_RECORD EXTRACTS:_
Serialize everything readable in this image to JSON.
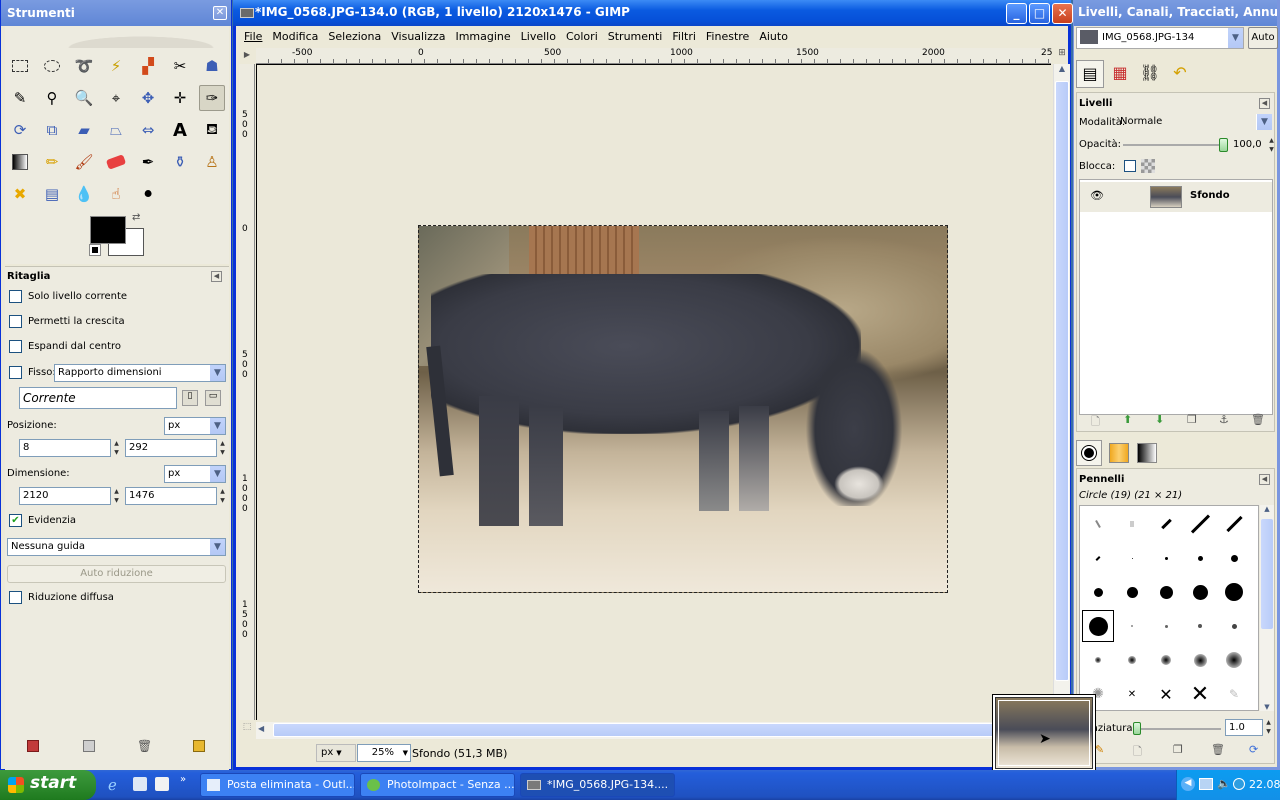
{
  "toolbox": {
    "title": "Strumenti",
    "close": "✕",
    "options_title": "Ritaglia",
    "opt_current_layer": "Solo livello corrente",
    "opt_allow_growing": "Permetti la crescita",
    "opt_expand_center": "Espandi dal centro",
    "opt_fixed": "Fisso:",
    "fixed_value": "Rapporto dimensioni",
    "current_value": "Corrente",
    "position_label": "Posizione:",
    "position_unit": "px",
    "position_x": "8",
    "position_y": "292",
    "size_label": "Dimensione:",
    "size_unit": "px",
    "size_w": "2120",
    "size_h": "1476",
    "highlight_label": "Evidenzia",
    "highlight_checked": "✔",
    "guides_value": "Nessuna guida",
    "auto_shrink": "Auto riduzione",
    "shrink_merged": "Riduzione diffusa"
  },
  "image_window": {
    "title": "*IMG_0568.JPG-134.0 (RGB, 1 livello) 2120x1476 - GIMP",
    "menu": [
      "File",
      "Modifica",
      "Seleziona",
      "Visualizza",
      "Immagine",
      "Livello",
      "Colori",
      "Strumenti",
      "Filtri",
      "Finestre",
      "Aiuto"
    ],
    "hruler": [
      "-500",
      "0",
      "500",
      "1000",
      "1500",
      "2000",
      "25"
    ],
    "vruler": [
      "500",
      "0",
      "500",
      "1000",
      "1500"
    ],
    "unit": "px",
    "zoom": "25%",
    "status": "Sfondo (51,3 MB)"
  },
  "layers": {
    "title": "Livelli, Canali, Tracciati, Annulla ...",
    "image_select": "IMG_0568.JPG-134",
    "auto_button": "Auto",
    "section": "Livelli",
    "mode_label": "Modalità:",
    "mode_value": "Normale",
    "opacity_label": "Opacità:",
    "opacity_value": "100,0",
    "opacity_fraction": 1.0,
    "lock_label": "Blocca:",
    "layer_name": "Sfondo"
  },
  "brushes": {
    "section": "Pennelli",
    "current": "Circle (19) (21 × 21)",
    "spacing_label": "Spaziatura:",
    "spacing_value": "1.0"
  },
  "taskbar": {
    "start": "start",
    "tasks": [
      "Posta eliminata - Outl...",
      "PhotoImpact - Senza ...",
      "*IMG_0568.JPG-134...."
    ],
    "clock": "22.08"
  },
  "colors": {
    "xp_blue": "#0a5ae0",
    "panel": "#edebe0",
    "canvas": "#ebe8d9"
  }
}
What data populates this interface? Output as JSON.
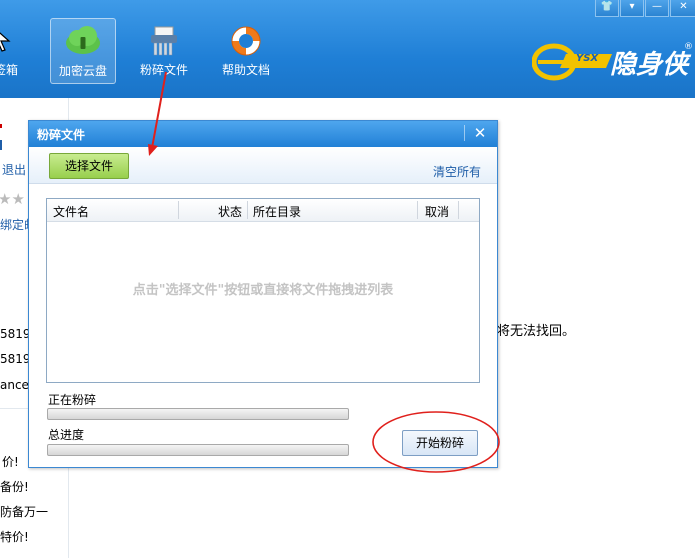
{
  "toolbar": {
    "items": [
      {
        "label": "签箱"
      },
      {
        "label": "加密云盘"
      },
      {
        "label": "粉碎文件"
      },
      {
        "label": "帮助文档"
      }
    ]
  },
  "window_controls": {
    "skin": "👕",
    "menu": "▾",
    "minimize": "—",
    "close": "✕"
  },
  "logo": {
    "brand_text": "隐身侠",
    "badge": "YSX",
    "registered": "®"
  },
  "left_panel": {
    "lines": [
      "退出",
      "绑定邮",
      "5819",
      "5819",
      "ance",
      "价!",
      "备份!",
      "防备万一",
      "特价!"
    ]
  },
  "main": {
    "text": "将无法找回。"
  },
  "dialog": {
    "title": "粉碎文件",
    "close": "✕",
    "select_button": "选择文件",
    "clear_all": "清空所有",
    "columns": [
      "文件名",
      "状态",
      "所在目录",
      "取消"
    ],
    "empty_hint": "点击\"选择文件\"按钮或直接将文件拖拽进列表",
    "current_label": "正在粉碎",
    "current_progress": 0,
    "total_label": "总进度",
    "total_progress": 0,
    "start_button": "开始粉碎"
  },
  "annotations": {
    "arrow_color": "#e0201c",
    "circle_color": "#e0201c"
  }
}
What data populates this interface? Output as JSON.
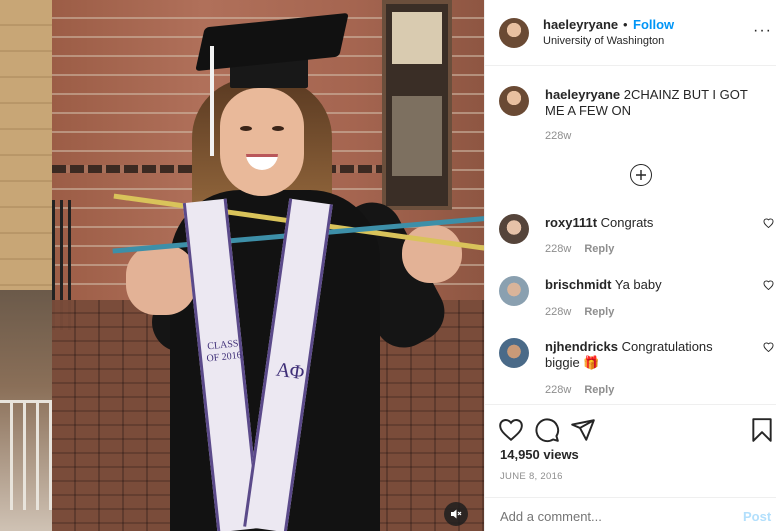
{
  "post": {
    "username": "haeleyryane",
    "follow_label": "Follow",
    "separator": "•",
    "location": "University of Washington",
    "more_label": "···"
  },
  "photo": {
    "stole_left_text": "CLASS OF 2016",
    "stole_right_text": "ΑΦ"
  },
  "caption": {
    "username": "haeleyryane",
    "text": "2CHAINZ BUT I GOT ME A FEW ON",
    "time": "228w"
  },
  "comments": [
    {
      "username": "roxy111t",
      "text": "Congrats",
      "time": "228w",
      "reply_label": "Reply"
    },
    {
      "username": "brischmidt",
      "text": "Ya baby",
      "time": "228w",
      "reply_label": "Reply"
    },
    {
      "username": "njhendricks",
      "text": "Congratulations biggie 🎁",
      "time": "228w",
      "reply_label": "Reply"
    }
  ],
  "stats": {
    "views": "14,950 views",
    "date": "JUNE 8, 2016"
  },
  "composer": {
    "placeholder": "Add a comment...",
    "post_label": "Post"
  },
  "icons": {
    "like": "heart-icon",
    "comment": "comment-icon",
    "share": "paper-plane-icon",
    "save": "bookmark-icon",
    "load_more": "plus-circle-icon",
    "mute": "speaker-muted-icon"
  },
  "colors": {
    "accent": "#0095f6",
    "post_disabled": "#b2dffc",
    "muted_text": "#8e8e8e"
  }
}
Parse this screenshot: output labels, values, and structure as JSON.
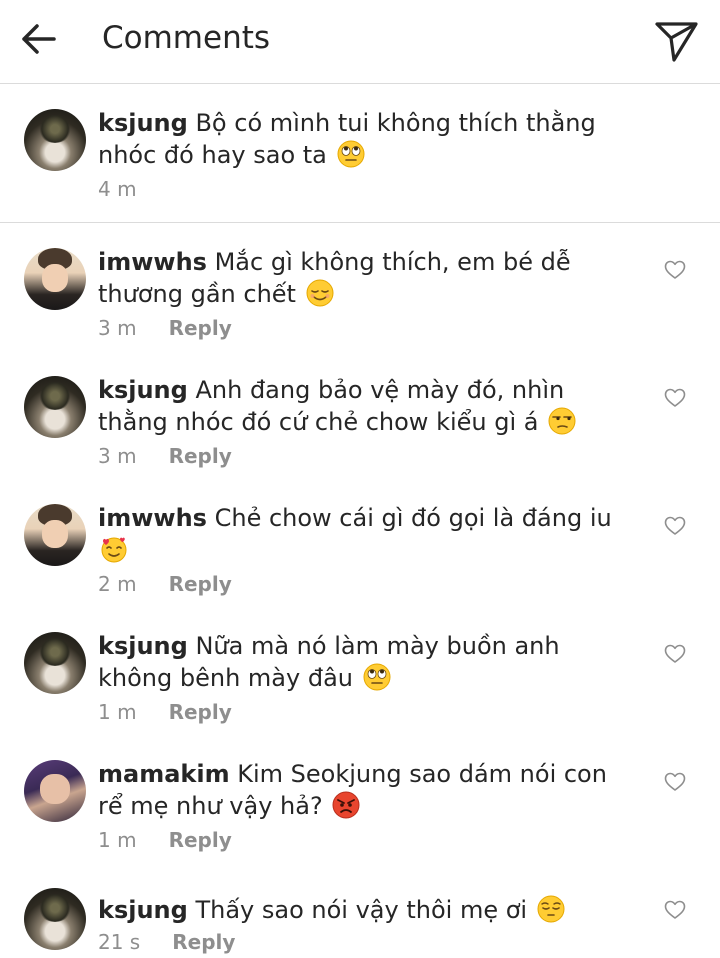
{
  "header": {
    "title": "Comments",
    "back_icon": "arrow-left-icon",
    "send_icon": "paper-plane-icon"
  },
  "caption": {
    "username": "ksjung",
    "text": "Bộ có mình tui không thích thằng nhóc đó hay sao ta",
    "emoji": "eye-roll-emoji",
    "time": "4 m"
  },
  "comments": [
    {
      "username": "imwwhs",
      "text": "Mắc gì không thích, em bé dễ thương gần chết",
      "emoji": "relieved-emoji",
      "time": "3 m",
      "reply": "Reply"
    },
    {
      "username": "ksjung",
      "text": "Anh đang bảo vệ mày đó, nhìn thằng nhóc đó cứ chẻ chow kiểu gì á",
      "emoji": "unamused-emoji",
      "time": "3 m",
      "reply": "Reply"
    },
    {
      "username": "imwwhs",
      "text": "Chẻ chow cái gì đó gọi là đáng iu",
      "emoji": "smiling-hearts-emoji",
      "time": "2 m",
      "reply": "Reply"
    },
    {
      "username": "ksjung",
      "text": "Nữa mà nó làm mày buồn anh không bênh mày đâu",
      "emoji": "eye-roll-emoji",
      "time": "1 m",
      "reply": "Reply"
    },
    {
      "username": "mamakim",
      "text": "Kim Seokjung sao dám nói con rể mẹ như vậy hả?",
      "emoji": "angry-emoji",
      "time": "1 m",
      "reply": "Reply"
    },
    {
      "username": "ksjung",
      "text": "Thấy sao nói vậy thôi mẹ ơi",
      "emoji": "pensive-emoji",
      "time": "21 s",
      "reply": "Reply"
    }
  ],
  "colors": {
    "text": "#262626",
    "muted": "#8e8e8e",
    "divider": "#dbdbdb",
    "emoji": "#FFCC33"
  }
}
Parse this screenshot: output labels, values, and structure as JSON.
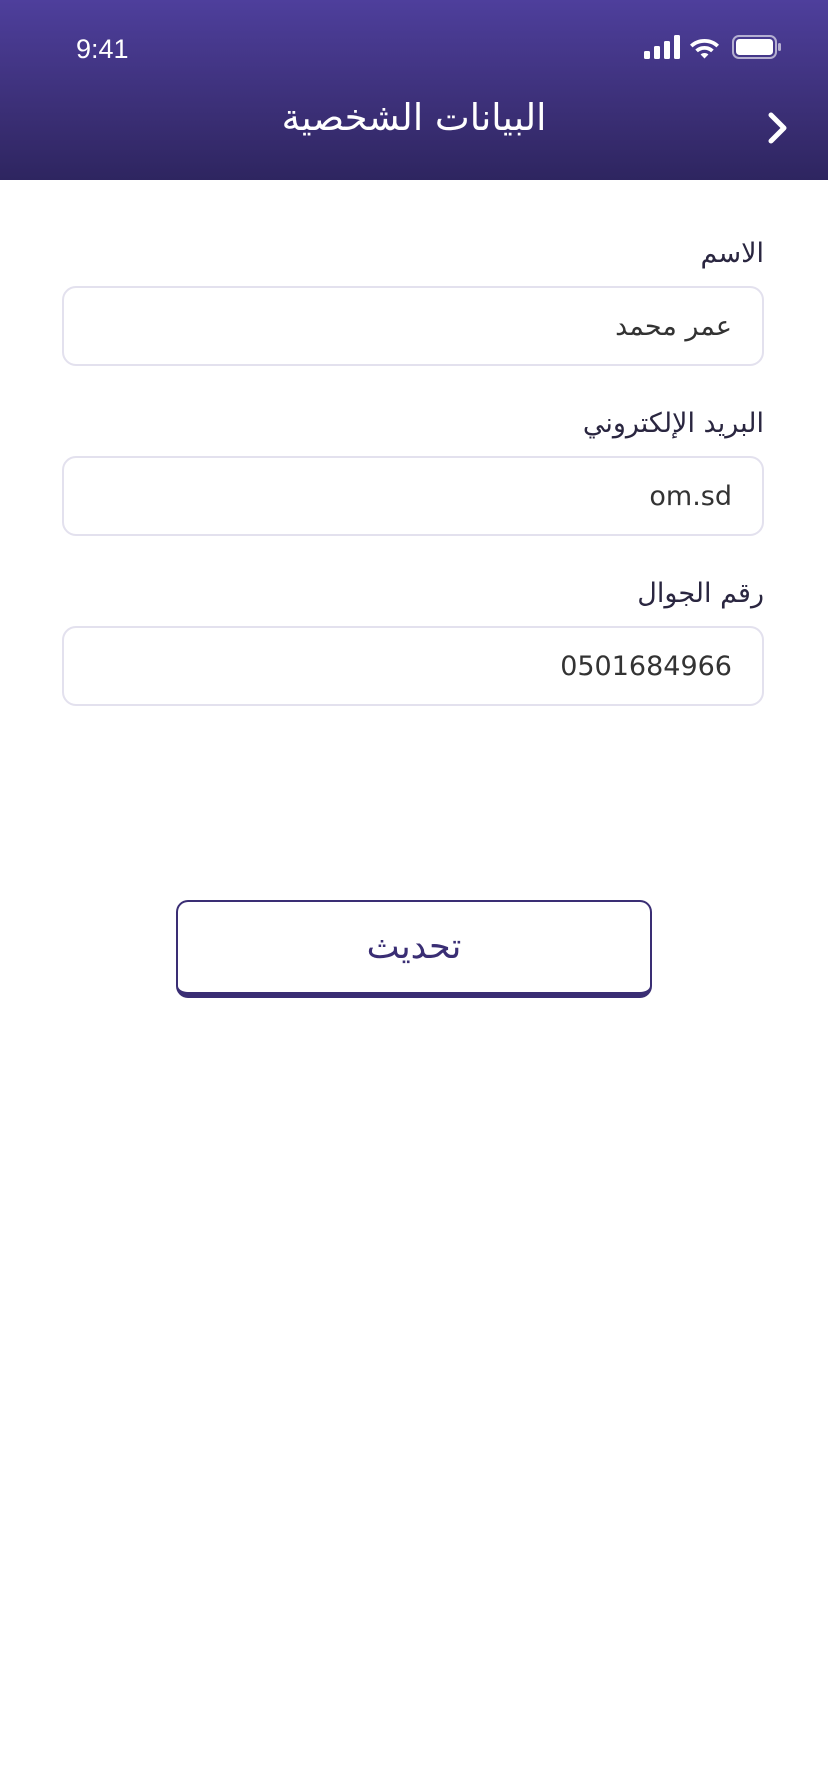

_SET PROBLEM:_
Return only the number of lines in the entries that contain the string "nhóc".

_OUTPUT:_
2